-- ROWS --
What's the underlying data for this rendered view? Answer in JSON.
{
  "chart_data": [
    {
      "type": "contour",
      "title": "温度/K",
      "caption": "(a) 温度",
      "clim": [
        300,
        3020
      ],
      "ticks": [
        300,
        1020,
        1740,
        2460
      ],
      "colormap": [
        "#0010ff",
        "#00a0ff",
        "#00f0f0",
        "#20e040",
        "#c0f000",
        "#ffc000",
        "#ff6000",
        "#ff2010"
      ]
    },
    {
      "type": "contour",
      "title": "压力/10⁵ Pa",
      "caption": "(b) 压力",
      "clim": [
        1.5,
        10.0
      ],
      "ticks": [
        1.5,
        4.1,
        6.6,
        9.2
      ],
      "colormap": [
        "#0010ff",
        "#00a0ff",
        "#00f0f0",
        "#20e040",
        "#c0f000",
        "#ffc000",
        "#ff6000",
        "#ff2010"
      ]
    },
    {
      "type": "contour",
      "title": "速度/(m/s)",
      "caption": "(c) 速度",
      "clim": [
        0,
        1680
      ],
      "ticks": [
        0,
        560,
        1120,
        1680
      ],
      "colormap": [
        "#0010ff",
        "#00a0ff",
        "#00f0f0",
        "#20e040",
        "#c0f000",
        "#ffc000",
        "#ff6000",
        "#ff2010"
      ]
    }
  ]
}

-- WHAT YOU HAVE TO DO --
Establish how many lines of the records contain the string "caption" and state that number without elaboration.

-- CORRECT OUTPUT --
3